# Material provided
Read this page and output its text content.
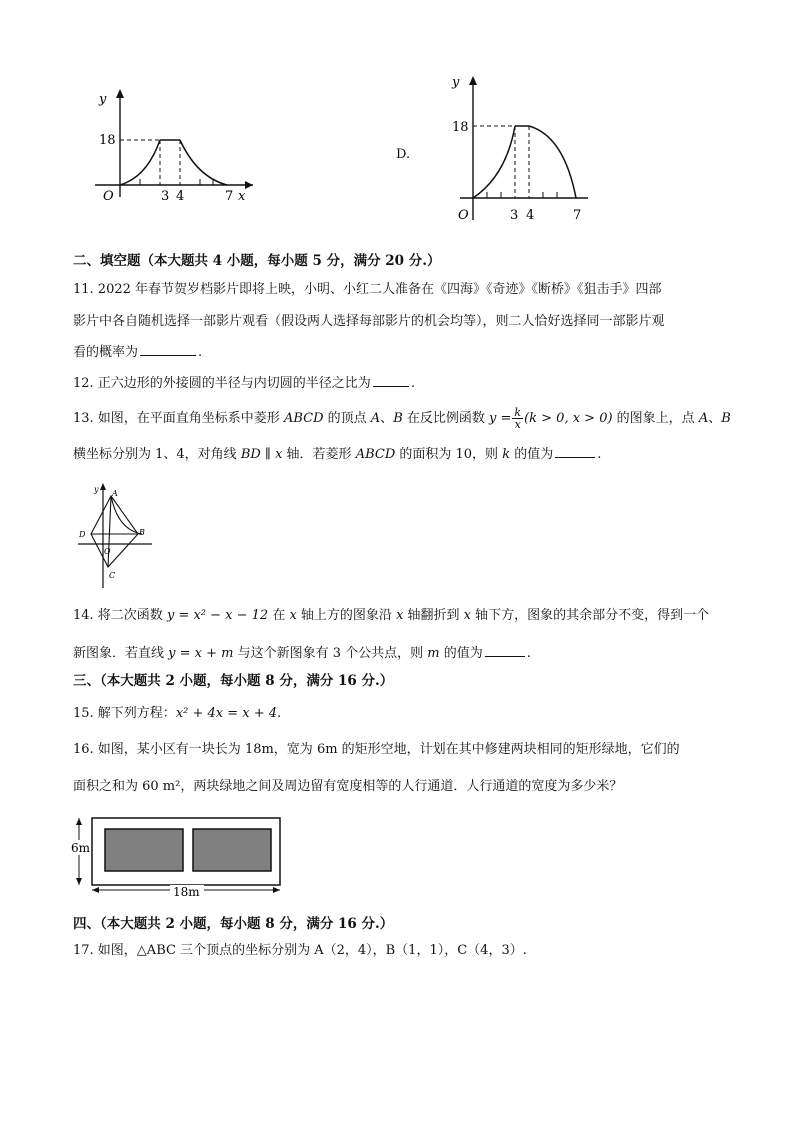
y
O
18
3 4	7 x
D.
y
O
18
3 4	7
二、填空题（本大题共 4 小题，每小题 5 分，满分 20 分.）
11. 2022 年春节贺岁档影片即将上映，小明、小红二人准备在《四海》《奇迹》《断桥》《狙击手》四部
影片中各自随机选择一部影片观看（假设两人选择每部影片的机会均等），则二人恰好选择同一部影片观
看的概率为	.
12. 正六边形的外接圆的半径与内切圆的半径之比为	.
13. 如图，在平面直角坐标系中菱形 ABCD 的顶点 A、B 在反比例函数 $y = \frac{k}{x} (k > 0$, x > 0) 的图象上，点 A、B
横坐标分别为 1、4，对角线 BD ∥ x 轴．若菱形 ABCD 的面积为 10，则 k 的值为	.
y A
B
D
O
C
14. 将二次函数 y = x² − x − 12 在 x 轴上方的图象沿 x 轴翻折到 x 轴下方，图象的其余部分不变，得到一个
新图象．若直线 y = x + m 与这个新图象有 3 个公共点，则 m 的值为	.
三、（本大题共 2 小题，每小题 8 分，满分 16 分.）
15. 解下列方程：x² + 4x = x + 4.
16. 如图，某小区有一块长为 18m，宽为 6m 的矩形空地，计划在其中修建两块相同的矩形绿地，它们的
面积之和为 60 m²，两块绿地之间及周边留有宽度相等的人行通道．人行通道的宽度为多少米？
6m
18m
四、（本大题共 2 小题，每小题 8 分，满分 16 分.）
17. 如图，△ABC 三个顶点的坐标分别为 A（2，4），B（1，1），C（4，3）.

# Your goal
Give every line of the material that includes the string "本大题共".

# Task response
二、填空题（本大题共 4 小题，每小题 5 分，满分 20 分.）
三、（本大题共 2 小题，每小题 8 分，满分 16 分.）
四、（本大题共 2 小题，每小题 8 分，满分 16 分.）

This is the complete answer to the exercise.